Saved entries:
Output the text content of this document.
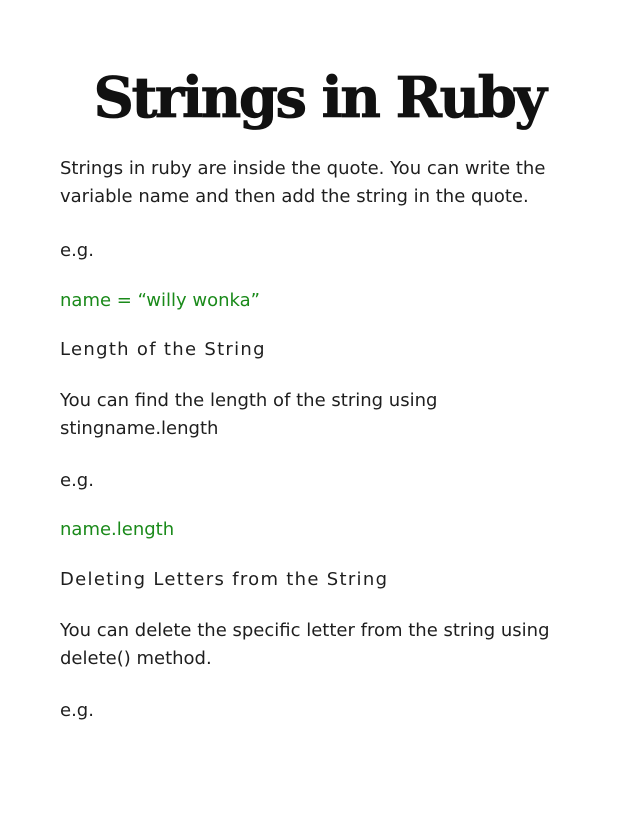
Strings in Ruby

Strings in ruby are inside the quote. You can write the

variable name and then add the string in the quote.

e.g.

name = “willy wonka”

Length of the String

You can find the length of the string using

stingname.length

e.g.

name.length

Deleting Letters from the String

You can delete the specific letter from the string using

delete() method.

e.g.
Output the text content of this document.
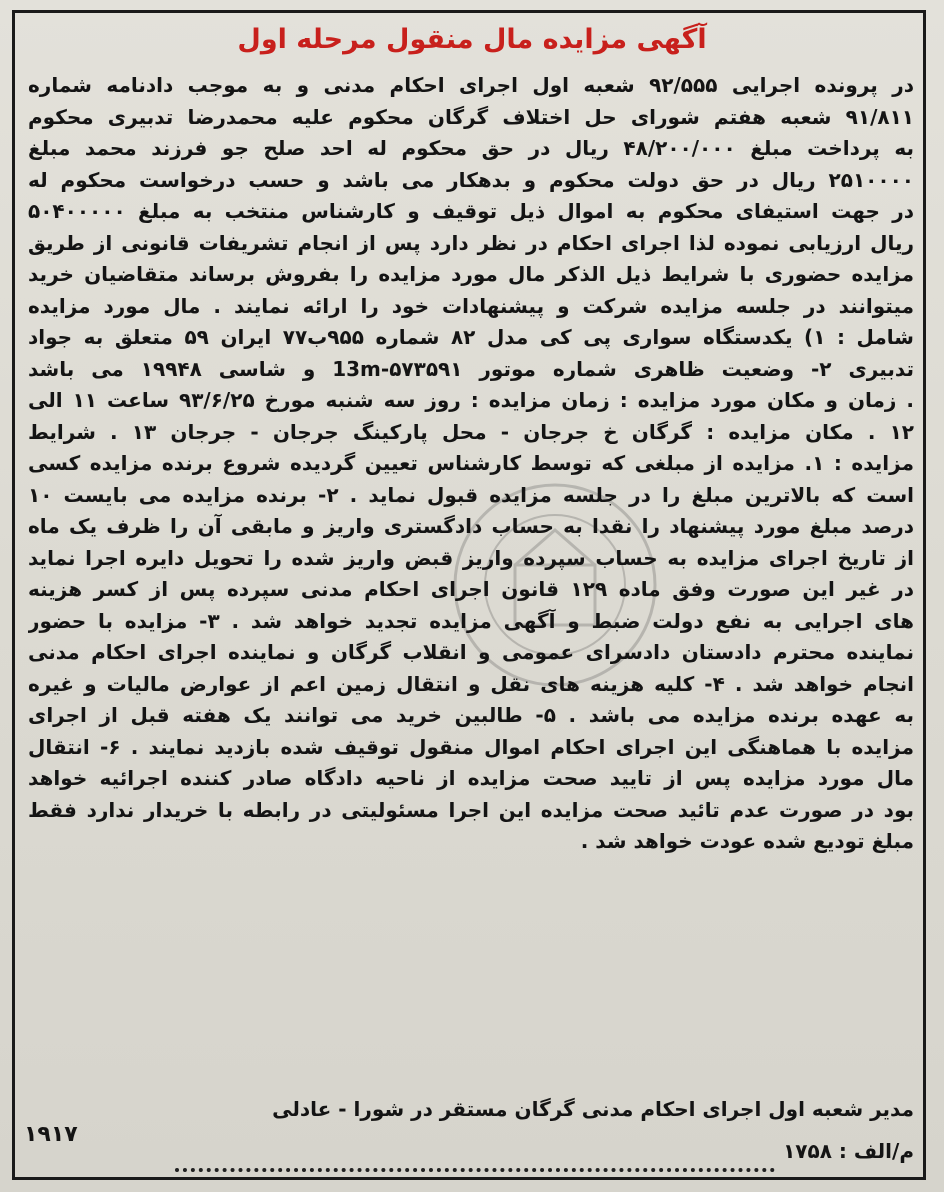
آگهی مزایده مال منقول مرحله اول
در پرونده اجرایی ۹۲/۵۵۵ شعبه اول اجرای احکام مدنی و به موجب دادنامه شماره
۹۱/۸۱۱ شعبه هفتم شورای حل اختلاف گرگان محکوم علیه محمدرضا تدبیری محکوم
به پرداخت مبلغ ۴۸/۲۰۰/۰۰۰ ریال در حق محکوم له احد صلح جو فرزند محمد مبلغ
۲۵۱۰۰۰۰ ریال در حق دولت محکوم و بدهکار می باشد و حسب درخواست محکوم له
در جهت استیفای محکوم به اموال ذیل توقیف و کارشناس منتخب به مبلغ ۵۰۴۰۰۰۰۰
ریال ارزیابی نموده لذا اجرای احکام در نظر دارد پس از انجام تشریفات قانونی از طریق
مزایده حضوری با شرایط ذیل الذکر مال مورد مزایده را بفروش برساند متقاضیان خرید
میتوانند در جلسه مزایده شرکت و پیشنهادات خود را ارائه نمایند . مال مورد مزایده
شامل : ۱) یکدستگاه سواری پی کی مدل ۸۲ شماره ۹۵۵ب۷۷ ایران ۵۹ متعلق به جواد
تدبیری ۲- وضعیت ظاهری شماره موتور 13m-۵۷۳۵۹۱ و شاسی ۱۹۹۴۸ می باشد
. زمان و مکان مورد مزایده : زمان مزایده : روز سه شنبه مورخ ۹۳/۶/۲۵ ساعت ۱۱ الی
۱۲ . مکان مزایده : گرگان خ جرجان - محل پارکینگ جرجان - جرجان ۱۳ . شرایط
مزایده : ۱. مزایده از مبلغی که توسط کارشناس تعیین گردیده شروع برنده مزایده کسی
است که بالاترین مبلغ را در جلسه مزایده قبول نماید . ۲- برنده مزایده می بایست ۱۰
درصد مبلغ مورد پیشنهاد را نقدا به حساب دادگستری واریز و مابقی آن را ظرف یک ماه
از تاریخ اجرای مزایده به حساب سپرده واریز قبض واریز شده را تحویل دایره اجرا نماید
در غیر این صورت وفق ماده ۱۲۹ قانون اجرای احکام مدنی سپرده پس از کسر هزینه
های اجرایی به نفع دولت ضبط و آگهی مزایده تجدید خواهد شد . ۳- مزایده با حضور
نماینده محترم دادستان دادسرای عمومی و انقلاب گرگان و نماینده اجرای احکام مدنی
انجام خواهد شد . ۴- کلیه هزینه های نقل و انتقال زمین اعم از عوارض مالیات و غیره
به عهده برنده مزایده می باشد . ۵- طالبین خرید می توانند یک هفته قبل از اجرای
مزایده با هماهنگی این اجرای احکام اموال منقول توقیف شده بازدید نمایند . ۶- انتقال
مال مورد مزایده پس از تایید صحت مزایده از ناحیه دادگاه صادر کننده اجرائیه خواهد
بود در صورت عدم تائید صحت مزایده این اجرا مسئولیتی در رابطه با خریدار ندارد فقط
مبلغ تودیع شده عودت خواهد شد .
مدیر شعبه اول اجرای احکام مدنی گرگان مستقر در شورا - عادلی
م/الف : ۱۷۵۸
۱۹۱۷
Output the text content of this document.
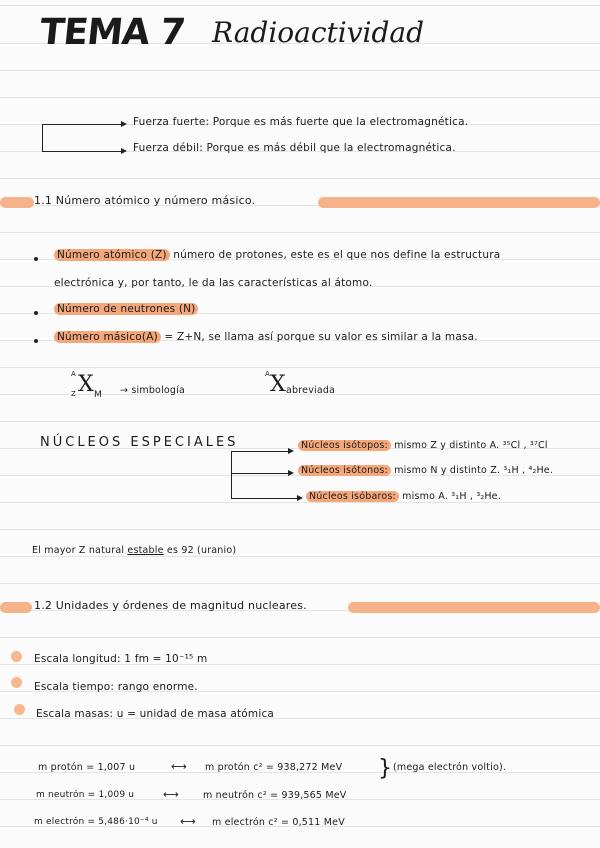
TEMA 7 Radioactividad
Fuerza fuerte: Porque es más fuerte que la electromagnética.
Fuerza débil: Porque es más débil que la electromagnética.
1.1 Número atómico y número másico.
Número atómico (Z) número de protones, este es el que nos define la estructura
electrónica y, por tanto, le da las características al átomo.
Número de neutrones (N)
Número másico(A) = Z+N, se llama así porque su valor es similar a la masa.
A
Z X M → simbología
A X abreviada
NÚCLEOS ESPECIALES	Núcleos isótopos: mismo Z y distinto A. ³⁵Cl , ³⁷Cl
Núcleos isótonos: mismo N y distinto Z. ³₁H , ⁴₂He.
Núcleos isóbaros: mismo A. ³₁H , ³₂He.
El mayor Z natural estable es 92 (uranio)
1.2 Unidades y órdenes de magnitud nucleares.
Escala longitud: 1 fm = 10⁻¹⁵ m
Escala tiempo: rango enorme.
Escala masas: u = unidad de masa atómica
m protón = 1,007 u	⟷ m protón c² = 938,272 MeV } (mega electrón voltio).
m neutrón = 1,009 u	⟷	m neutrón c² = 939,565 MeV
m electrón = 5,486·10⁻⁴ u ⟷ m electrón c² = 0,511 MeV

YOUR TASK:
Using the data above, copy each line that contains "صورت".

WRITTEN ANSWER:
در غیر این صورت وفق ماده ۱۲۹ قانون اجرای احکام مدنی سپرده پس از کسر هزینه
بود در صورت عدم تائید صحت مزایده این اجرا مسئولیتی در رابطه با خریدار ندارد فقط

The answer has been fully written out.